## Set task
Would you restate all the data that follows, word for word?

_ _ _ _

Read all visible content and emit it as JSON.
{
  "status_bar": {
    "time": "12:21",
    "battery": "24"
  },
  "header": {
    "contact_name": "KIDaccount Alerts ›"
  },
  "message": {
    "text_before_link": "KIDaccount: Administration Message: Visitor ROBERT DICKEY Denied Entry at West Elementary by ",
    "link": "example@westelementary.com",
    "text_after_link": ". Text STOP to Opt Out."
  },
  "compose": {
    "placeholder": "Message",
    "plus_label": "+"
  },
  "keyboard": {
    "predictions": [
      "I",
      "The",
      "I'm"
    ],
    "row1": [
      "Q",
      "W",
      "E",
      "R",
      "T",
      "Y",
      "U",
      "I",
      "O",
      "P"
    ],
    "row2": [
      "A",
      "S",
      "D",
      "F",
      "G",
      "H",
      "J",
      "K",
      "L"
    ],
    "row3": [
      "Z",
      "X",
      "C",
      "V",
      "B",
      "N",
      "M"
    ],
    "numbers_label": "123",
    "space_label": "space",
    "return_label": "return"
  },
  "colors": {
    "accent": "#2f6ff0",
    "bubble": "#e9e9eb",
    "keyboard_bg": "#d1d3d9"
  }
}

_ _ _ _

## Answer below
Read all visible content and emit it as JSON.
{
  "status_bar": {
    "time": "12:21",
    "battery": "24"
  },
  "header": {
    "contact_name": "KIDaccount Alerts ›"
  },
  "message": {
    "text_before_link": "KIDaccount: Administration Message: Visitor ROBERT DICKEY Denied Entry at West Elementary by ",
    "link": "example@westelementary.com",
    "text_after_link": ". Text STOP to Opt Out."
  },
  "compose": {
    "placeholder": "Message",
    "plus_label": "+"
  },
  "keyboard": {
    "predictions": [
      "I",
      "The",
      "I'm"
    ],
    "row1": [
      "Q",
      "W",
      "E",
      "R",
      "T",
      "Y",
      "U",
      "I",
      "O",
      "P"
    ],
    "row2": [
      "A",
      "S",
      "D",
      "F",
      "G",
      "H",
      "J",
      "K",
      "L"
    ],
    "row3": [
      "Z",
      "X",
      "C",
      "V",
      "B",
      "N",
      "M"
    ],
    "numbers_label": "123",
    "space_label": "space",
    "return_label": "return"
  },
  "colors": {
    "accent": "#2f6ff0",
    "bubble": "#e9e9eb",
    "keyboard_bg": "#d1d3d9"
  }
}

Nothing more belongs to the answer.